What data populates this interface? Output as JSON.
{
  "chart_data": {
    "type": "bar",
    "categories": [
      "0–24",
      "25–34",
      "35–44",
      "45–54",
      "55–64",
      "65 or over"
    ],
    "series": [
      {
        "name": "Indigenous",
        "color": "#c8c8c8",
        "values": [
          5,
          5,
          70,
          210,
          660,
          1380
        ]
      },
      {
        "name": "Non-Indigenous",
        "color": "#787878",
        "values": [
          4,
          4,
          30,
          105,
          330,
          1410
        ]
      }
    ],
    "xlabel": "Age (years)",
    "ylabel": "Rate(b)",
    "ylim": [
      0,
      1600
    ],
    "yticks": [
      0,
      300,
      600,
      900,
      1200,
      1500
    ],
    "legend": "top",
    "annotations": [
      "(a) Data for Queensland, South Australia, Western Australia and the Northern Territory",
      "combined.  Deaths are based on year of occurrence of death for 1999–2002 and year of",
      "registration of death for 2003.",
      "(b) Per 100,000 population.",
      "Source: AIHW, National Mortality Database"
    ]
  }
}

* * *

WRITTEN EXERCISE
Locate the word "name" in the records above, and return each line that has it.

TASK RESPONSE
        "name": "Indigenous",
        "name": "Non-Indigenous",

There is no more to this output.